Raw records
○ ○ ○ ○ ○
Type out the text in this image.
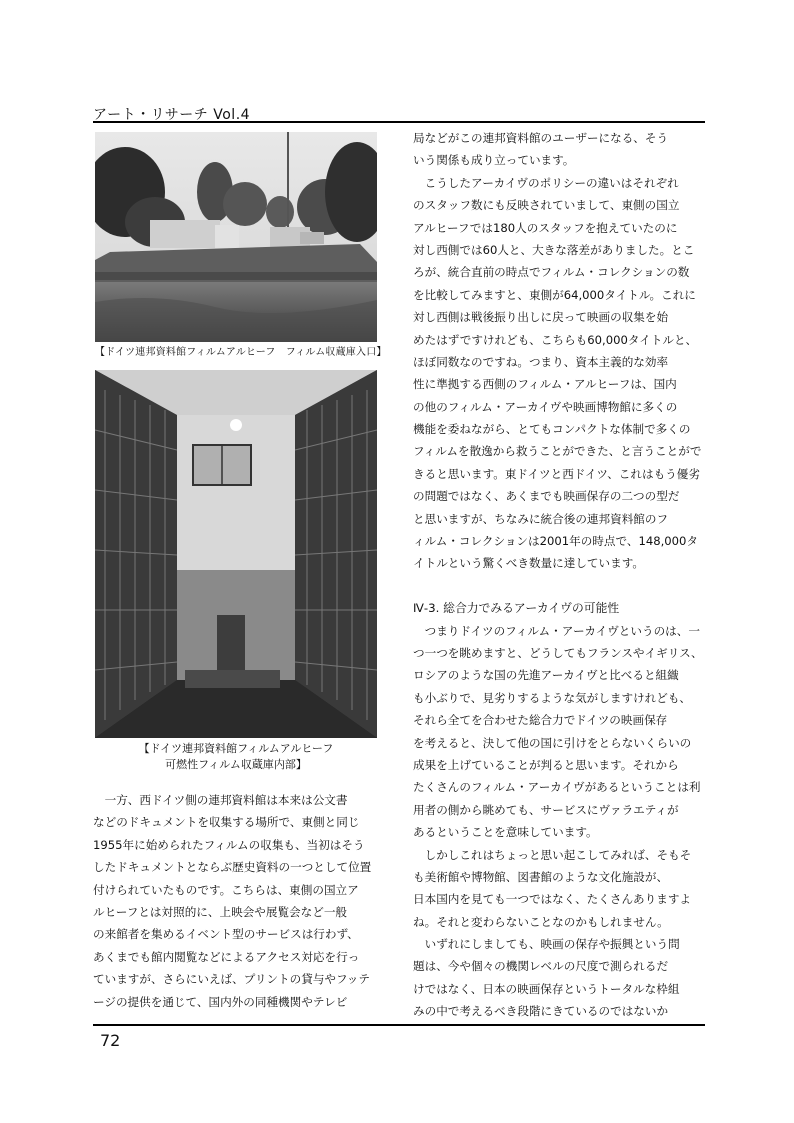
アート・リサーチ Vol.4
【ドイツ連邦資料館フィルムアルヒーフ　フィルム収蔵庫入口】
【ドイツ連邦資料館フィルムアルヒーフ
可燃性フィルム収蔵庫内部】
　一方、西ドイツ側の連邦資料館は本来は公文書
などのドキュメントを収集する場所で、東側と同じ
1955年に始められたフィルムの収集も、当初はそう
したドキュメントとならぶ歴史資料の一つとして位置
付けられていたものです。こちらは、東側の国立ア
ルヒーフとは対照的に、上映会や展覧会など一般
の来館者を集めるイベント型のサービスは行わず、
あくまでも館内閲覧などによるアクセス対応を行っ
ていますが、さらにいえば、プリントの貸与やフッテ
ージの提供を通じて、国内外の同種機関やテレビ
局などがこの連邦資料館のユーザーになる、そう
いう関係も成り立っています。
　こうしたアーカイヴのポリシーの違いはそれぞれ
のスタッフ数にも反映されていまして、東側の国立
アルヒーフでは180人のスタッフを抱えていたのに
対し西側では60人と、大きな落差がありました。とこ
ろが、統合直前の時点でフィルム・コレクションの数
を比較してみますと、東側が64,000タイトル。これに
対し西側は戦後振り出しに戻って映画の収集を始
めたはずですけれども、こちらも60,000タイトルと、
ほぼ同数なのですね。つまり、資本主義的な効率
性に準拠する西側のフィルム・アルヒーフは、国内
の他のフィルム・アーカイヴや映画博物館に多くの
機能を委ねながら、とてもコンパクトな体制で多くの
フィルムを散逸から救うことができた、と言うことがで
きると思います。東ドイツと西ドイツ、これはもう優劣
の問題ではなく、あくまでも映画保存の二つの型だ
と思いますが、ちなみに統合後の連邦資料館のフ
ィルム・コレクションは2001年の時点で、148,000タ
イトルという驚くべき数量に達しています。
Ⅳ-3. 総合力でみるアーカイヴの可能性
　つまりドイツのフィルム・アーカイヴというのは、一
つ一つを眺めますと、どうしてもフランスやイギリス、
ロシアのような国の先進アーカイヴと比べると組織
も小ぶりで、見劣りするような気がしますけれども、
それら全てを合わせた総合力でドイツの映画保存
を考えると、決して他の国に引けをとらないくらいの
成果を上げていることが判ると思います。それから
たくさんのフィルム・アーカイヴがあるということは利
用者の側から眺めても、サービスにヴァラエティが
あるということを意味しています。
　しかしこれはちょっと思い起こしてみれば、そもそ
も美術館や博物館、図書館のような文化施設が、
日本国内を見ても一つではなく、たくさんありますよ
ね。それと変わらないことなのかもしれません。
　いずれにしましても、映画の保存や振興という問
題は、今や個々の機関レベルの尺度で測られるだ
けではなく、日本の映画保存というトータルな枠組
みの中で考えるべき段階にきているのではないか
72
○ ○ ○ ○ ○
● Objective
Take every line containing the word "ドイツ連邦資料館フィルムアルヒーフ" and copy it.

● Task response
【ドイツ連邦資料館フィルムアルヒーフ　フィルム収蔵庫入口】
【ドイツ連邦資料館フィルムアルヒーフ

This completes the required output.